* Поставленная задача 1 *
Перепишите без изменений отрывок из текста о комиках-евреях: от слов «Мне нравится шутить» до слов «их в деньги.» включительно.

* Извлечённый текст *
'''
В канун Пурима представляем рассуждения пяти популярных комиков-евреев: о том, можно ли смеяться над религией, почему не надо жить в офисе, отчего в Европе неприемлемы российские шутки и как Шарон принимал решения в коме
36 лет. Стендап-комик. Окончил одесскую Академию пищевых технологий. Вегетарианец, трезвенник, близко интересуется йогой. Лауреат премии журнала GQ «Человек года».
Евреев всегда притесняли, и поэтому у них сильно развито чувство юмора. Иногда лучшее решение в сложной ситуации — это посмеяться над ней.
Мы используем ситуации из жизни, высмеиваем их, тем самым изживая проблему. А если хочется высказать что-то очень личное и серьезное без смеха, можно написать книгу.
Мне нравится шутить с залом экспромтом и шутить в жизни — может, даже больше, чем готовить выступления. Я больше люблю шутить не готовясь.
Я шучу обычно про то, что происходит в моей жизни. Не сильно люблю шутить на темы, которые со мной никак не связаны.
Телевидение — это выжимание талантов из талантливых людей в индустриальных масштабах, чтобы превратить их в деньги.
Взрослые люди воспринимают юмор всерьез, за чистую монету. Видят в этом подоплеку. Пишут жалобы на канал: «Вы упомянули имя Валерий в своем номере, меня зовут Валерий — теперь у меня душевная травма». Разное бывает. Странных людей много. В первую очередь надо понимать, что мы делаем юмор, и не воспринимать близко к сердцу.
За основу [моих историй] взяты реальные события, их я не придумываю, но развитие этих историй, как правило, вымышленное. В реальной жизни происходит не так много смешных событий, как хотелось бы, поэтому стендапы не бывают целиком правдой.
Сложно изображать на сцене открытого человека, если ты на самом деле не такой. Этот жанр требует от человека определенных качеств — быть открытым в том числе. Зритель должен сопереживать тебе, узнавать себя в твоих историях, а если ты будешь говорить неискренне, то не будет обратной связи.
Стендап-комик должен быть постоянно в социуме: общаться, знакомиться. А когда вся твоя жизнь проходит в офисе и за четыре года работы там ты написал все шутки, какие только возможно, о той жизни, которая была до офиса, то понимаешь: надо что-то менять.
'''
* Выдержки из записей *
'''
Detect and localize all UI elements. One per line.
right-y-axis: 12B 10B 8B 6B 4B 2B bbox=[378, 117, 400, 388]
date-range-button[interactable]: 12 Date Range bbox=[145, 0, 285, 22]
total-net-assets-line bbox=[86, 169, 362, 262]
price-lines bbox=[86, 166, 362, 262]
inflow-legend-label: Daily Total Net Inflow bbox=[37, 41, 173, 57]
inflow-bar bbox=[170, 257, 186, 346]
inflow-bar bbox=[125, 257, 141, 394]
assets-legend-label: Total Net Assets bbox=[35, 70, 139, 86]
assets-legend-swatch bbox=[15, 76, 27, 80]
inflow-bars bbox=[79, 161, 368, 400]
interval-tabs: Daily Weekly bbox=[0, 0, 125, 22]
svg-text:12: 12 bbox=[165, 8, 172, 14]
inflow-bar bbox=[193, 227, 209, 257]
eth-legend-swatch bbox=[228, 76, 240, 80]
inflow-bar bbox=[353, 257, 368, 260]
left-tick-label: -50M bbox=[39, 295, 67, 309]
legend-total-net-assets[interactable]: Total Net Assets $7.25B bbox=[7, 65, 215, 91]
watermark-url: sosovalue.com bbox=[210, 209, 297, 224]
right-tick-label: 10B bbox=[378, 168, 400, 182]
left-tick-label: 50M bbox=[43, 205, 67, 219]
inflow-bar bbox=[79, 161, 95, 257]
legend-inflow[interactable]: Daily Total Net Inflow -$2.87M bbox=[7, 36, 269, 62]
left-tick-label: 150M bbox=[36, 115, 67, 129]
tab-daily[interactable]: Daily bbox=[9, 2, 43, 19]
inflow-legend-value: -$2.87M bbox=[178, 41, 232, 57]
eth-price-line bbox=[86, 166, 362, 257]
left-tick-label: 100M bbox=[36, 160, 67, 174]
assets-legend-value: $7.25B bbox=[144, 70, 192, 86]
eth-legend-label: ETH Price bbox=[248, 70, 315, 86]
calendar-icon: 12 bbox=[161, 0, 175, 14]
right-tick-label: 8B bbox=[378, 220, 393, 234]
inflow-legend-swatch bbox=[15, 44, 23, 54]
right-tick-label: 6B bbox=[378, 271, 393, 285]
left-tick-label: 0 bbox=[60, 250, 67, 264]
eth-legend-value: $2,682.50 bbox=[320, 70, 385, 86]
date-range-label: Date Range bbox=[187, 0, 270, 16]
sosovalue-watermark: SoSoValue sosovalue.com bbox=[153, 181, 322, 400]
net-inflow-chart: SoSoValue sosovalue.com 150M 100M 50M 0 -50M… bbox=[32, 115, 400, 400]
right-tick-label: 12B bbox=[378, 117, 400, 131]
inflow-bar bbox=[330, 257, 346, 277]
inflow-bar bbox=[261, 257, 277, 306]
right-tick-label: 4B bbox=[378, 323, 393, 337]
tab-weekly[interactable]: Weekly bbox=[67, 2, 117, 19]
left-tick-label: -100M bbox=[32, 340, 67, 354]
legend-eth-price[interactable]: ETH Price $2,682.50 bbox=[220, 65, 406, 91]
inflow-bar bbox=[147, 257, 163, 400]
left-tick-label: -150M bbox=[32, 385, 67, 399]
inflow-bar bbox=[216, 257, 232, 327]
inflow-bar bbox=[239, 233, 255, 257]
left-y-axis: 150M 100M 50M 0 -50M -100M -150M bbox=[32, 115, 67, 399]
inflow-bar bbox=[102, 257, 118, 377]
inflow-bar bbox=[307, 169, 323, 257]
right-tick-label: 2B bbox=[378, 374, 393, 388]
'''
* Поставленная задача 2 *
Воспроизведите дословно отрезок записей от самого их начала до строки, содержащей «inflow-bar bbox=[125, 257, 141, 394]», включительно.

* Результат выполнения 1 *
Мне нравится шутить с залом экспромтом и шутить в жизни — может, даже больше, чем готовить выступления. Я больше люблю шутить не готовясь.
Я шучу обычно про то, что происходит в моей жизни. Не сильно люблю шутить на темы, которые со мной никак не связаны.
Телевидение — это выжимание талантов из талантливых людей в индустриальных масштабах, чтобы превратить их в деньги.

* Результат выполнения 2 *
Detect and localize all UI elements. One per line.
right-y-axis: 12B 10B 8B 6B 4B 2B bbox=[378, 117, 400, 388]
date-range-button[interactable]: 12 Date Range bbox=[145, 0, 285, 22]
total-net-assets-line bbox=[86, 169, 362, 262]
price-lines bbox=[86, 166, 362, 262]
inflow-legend-label: Daily Total Net Inflow bbox=[37, 41, 173, 57]
inflow-bar bbox=[170, 257, 186, 346]
inflow-bar bbox=[125, 257, 141, 394]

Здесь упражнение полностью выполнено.